— Begin —

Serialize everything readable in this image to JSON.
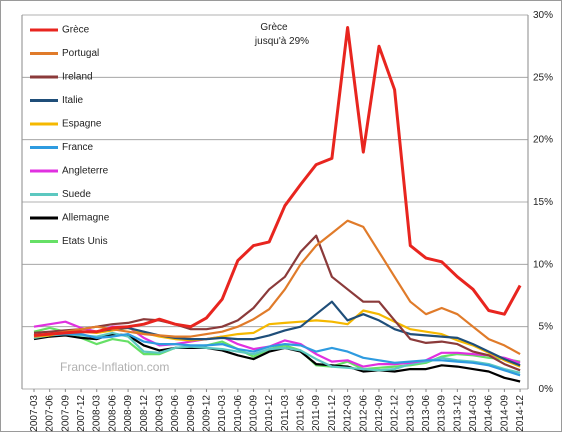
{
  "chart_data": {
    "type": "line",
    "annotation": [
      "Grèce",
      "jusqu'à 29%"
    ],
    "watermark": "France-Inflation.com",
    "categories": [
      "2007-03",
      "2007-06",
      "2007-09",
      "2007-12",
      "2008-03",
      "2008-06",
      "2008-09",
      "2008-12",
      "2009-03",
      "2009-06",
      "2009-09",
      "2009-12",
      "2010-03",
      "2010-06",
      "2010-09",
      "2010-12",
      "2011-03",
      "2011-06",
      "2011-09",
      "2011-12",
      "2012-03",
      "2012-06",
      "2012-09",
      "2012-12",
      "2013-03",
      "2013-06",
      "2013-09",
      "2013-12",
      "2014-03",
      "2014-06",
      "2014-09",
      "2014-12"
    ],
    "ylim": [
      0,
      30
    ],
    "yticks": [
      {
        "value": 0,
        "label": "0%"
      },
      {
        "value": 5,
        "label": "5%"
      },
      {
        "value": 10,
        "label": "10%"
      },
      {
        "value": 15,
        "label": "15%"
      },
      {
        "value": 20,
        "label": "20%"
      },
      {
        "value": 25,
        "label": "25%"
      },
      {
        "value": 30,
        "label": "30%"
      }
    ],
    "grid": true,
    "legend": "upper left",
    "series": [
      {
        "name": "Grèce",
        "color": "#e8251f",
        "values": [
          4.3,
          4.4,
          4.5,
          4.6,
          4.6,
          4.9,
          5.0,
          5.2,
          5.6,
          5.2,
          5.0,
          5.7,
          7.2,
          10.3,
          11.5,
          11.8,
          14.7,
          16.4,
          18,
          18.5,
          29.0,
          19,
          27.5,
          24,
          11.5,
          10.5,
          10.2,
          9,
          8,
          6.3,
          6,
          8.3
        ]
      },
      {
        "name": "Portugal",
        "color": "#e07b2a",
        "values": [
          4.2,
          4.4,
          4.6,
          4.8,
          5.0,
          4.8,
          4.6,
          4.4,
          4.3,
          4.2,
          4.2,
          4.4,
          4.6,
          5.0,
          5.6,
          6.4,
          8,
          10,
          11.5,
          12.5,
          13.5,
          13,
          11,
          9,
          7,
          6,
          6.5,
          6,
          5,
          4,
          3.5,
          2.8
        ]
      },
      {
        "name": "Ireland",
        "color": "#8b3a3a",
        "values": [
          4.5,
          4.6,
          4.7,
          4.8,
          5,
          5.2,
          5.3,
          5.6,
          5.5,
          5.2,
          4.8,
          4.8,
          5,
          5.5,
          6.5,
          8,
          9,
          11,
          12.3,
          9,
          8,
          7,
          7,
          5.5,
          4,
          3.7,
          3.8,
          3.6,
          3,
          2.7,
          2,
          1.5
        ]
      },
      {
        "name": "Italie",
        "color": "#1f4e79",
        "values": [
          4.3,
          4.4,
          4.6,
          4.6,
          4.6,
          4.8,
          4.9,
          4.6,
          4.3,
          4.1,
          4.0,
          4.0,
          4.1,
          4.0,
          4.0,
          4.3,
          4.7,
          5.0,
          6.0,
          7.0,
          5.5,
          6.0,
          5.5,
          4.8,
          4.4,
          4.3,
          4.2,
          4.1,
          3.6,
          3.0,
          2.4,
          1.9
        ]
      },
      {
        "name": "Espagne",
        "color": "#f5b800",
        "values": [
          4.2,
          4.3,
          4.6,
          4.6,
          4.5,
          4.7,
          4.9,
          4.5,
          4.2,
          4.0,
          3.9,
          4.0,
          4.2,
          4.4,
          4.5,
          5.2,
          5.3,
          5.4,
          5.5,
          5.4,
          5.2,
          6.3,
          6.0,
          5.4,
          4.8,
          4.6,
          4.4,
          3.9,
          3.5,
          2.9,
          2.3,
          1.8
        ]
      },
      {
        "name": "France",
        "color": "#2e9be0",
        "values": [
          4.2,
          4.4,
          4.4,
          4.4,
          4.1,
          4.2,
          4.4,
          3.8,
          3.6,
          3.6,
          3.5,
          3.5,
          3.6,
          3.2,
          3.0,
          3.4,
          3.6,
          3.5,
          3.0,
          3.3,
          3.0,
          2.5,
          2.3,
          2.1,
          2.2,
          2.3,
          2.3,
          2.2,
          2.1,
          1.9,
          1.5,
          1.1
        ]
      },
      {
        "name": "Angleterre",
        "color": "#e030e0",
        "values": [
          5.0,
          5.2,
          5.4,
          4.9,
          4.6,
          5.0,
          5.0,
          4.1,
          3.5,
          3.6,
          3.8,
          4.0,
          4.2,
          3.6,
          3.2,
          3.4,
          3.9,
          3.6,
          2.8,
          2.2,
          2.3,
          1.8,
          2.0,
          2.0,
          2.1,
          2.3,
          2.9,
          2.9,
          2.8,
          2.7,
          2.5,
          2.1
        ]
      },
      {
        "name": "Suede",
        "color": "#5cc8c0",
        "values": [
          4.1,
          4.3,
          4.4,
          4.3,
          4.2,
          4.5,
          4.2,
          3.0,
          2.9,
          3.3,
          3.4,
          3.3,
          3.2,
          3.0,
          2.8,
          3.2,
          3.3,
          3.1,
          2.4,
          1.8,
          1.7,
          1.6,
          1.5,
          1.6,
          2.0,
          2.2,
          2.5,
          2.3,
          2.2,
          2.0,
          1.6,
          1.3
        ]
      },
      {
        "name": "Allemagne",
        "color": "#000000",
        "values": [
          4.0,
          4.2,
          4.3,
          4.1,
          4.0,
          4.4,
          4.3,
          3.5,
          3.1,
          3.3,
          3.3,
          3.3,
          3.1,
          2.7,
          2.4,
          3.0,
          3.3,
          3.0,
          2.0,
          1.9,
          1.8,
          1.4,
          1.5,
          1.4,
          1.6,
          1.6,
          1.9,
          1.8,
          1.6,
          1.4,
          0.9,
          0.6
        ]
      },
      {
        "name": "Etats Unis",
        "color": "#66e066",
        "values": [
          4.6,
          4.9,
          4.6,
          4.1,
          3.6,
          4.0,
          3.8,
          2.8,
          2.8,
          3.3,
          3.4,
          3.5,
          3.8,
          3.2,
          2.6,
          3.2,
          3.5,
          3.1,
          1.9,
          1.8,
          2.2,
          1.6,
          1.7,
          1.8,
          1.9,
          2.1,
          2.6,
          2.8,
          2.7,
          2.5,
          2.4,
          2.2
        ]
      }
    ]
  }
}
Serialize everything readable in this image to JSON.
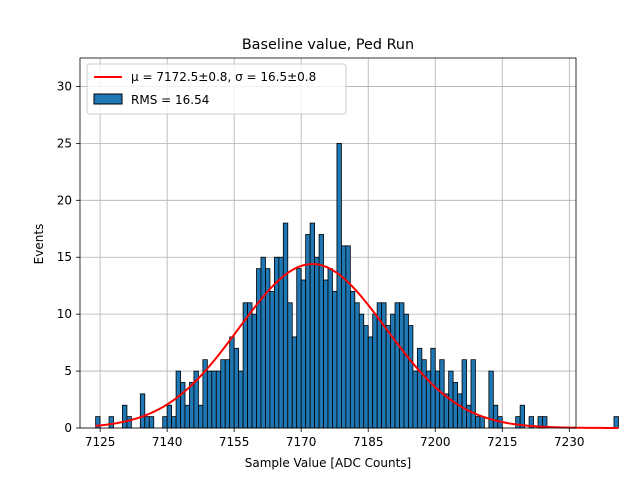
{
  "chart_data": {
    "type": "bar",
    "title": "Baseline value, Ped Run",
    "xlabel": "Sample Value [ADC Counts]",
    "ylabel": "Events",
    "xlim": [
      7120.5,
      7231.5
    ],
    "ylim": [
      0,
      32.5
    ],
    "xticks": [
      7125,
      7140,
      7155,
      7170,
      7185,
      7200,
      7215,
      7230
    ],
    "yticks": [
      0,
      5,
      10,
      15,
      20,
      25,
      30
    ],
    "grid": true,
    "legend_position": "top-left",
    "bin_width": 1,
    "bins_start": 7124,
    "counts": [
      1,
      0,
      0,
      1,
      0,
      0,
      2,
      1,
      0,
      0,
      3,
      1,
      1,
      0,
      0,
      1,
      2,
      1,
      5,
      4,
      2,
      4,
      5,
      2,
      6,
      5,
      5,
      5,
      6,
      6,
      8,
      7,
      5,
      11,
      11,
      10,
      14,
      15,
      14,
      12,
      15,
      15,
      18,
      11,
      8,
      14,
      13,
      17,
      18,
      15,
      17,
      13,
      14,
      12,
      25,
      16,
      16,
      12,
      11,
      10,
      9,
      8,
      10,
      11,
      11,
      9,
      10,
      11,
      11,
      10,
      9,
      5,
      7,
      6,
      5,
      7,
      5,
      6,
      3,
      5,
      4,
      3,
      6,
      2,
      6,
      1,
      1,
      0,
      5,
      2,
      1,
      0,
      0,
      0,
      1,
      2,
      0,
      1,
      0,
      1,
      1,
      0,
      0,
      0,
      0,
      0,
      0,
      0,
      0,
      0,
      0,
      0,
      0,
      0,
      0,
      0,
      1
    ],
    "fit": {
      "mu": 7172.5,
      "sigma": 16.5,
      "amplitude": 14.4
    },
    "series": [
      {
        "name": "$\\mu = 7172.5{\\pm}0.8, \\sigma = 16.5{\\pm}0.8$",
        "label_text": "μ = 7172.5±0.8, σ = 16.5±0.8",
        "kind": "line",
        "color": "#ff0000"
      },
      {
        "name": "RMS = 16.54",
        "label_text": "RMS = 16.54",
        "kind": "bar",
        "color": "#1f77b4",
        "edge_color": "#000000"
      }
    ]
  }
}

— End —

## Written exercise
Select all lines with the word "sigma" from the entries above.

## Complete output
      "sigma": 16.5,
        "name": "$\\mu = 7172.5{\\pm}0.8, \\sigma = 16.5{\\pm}0.8$",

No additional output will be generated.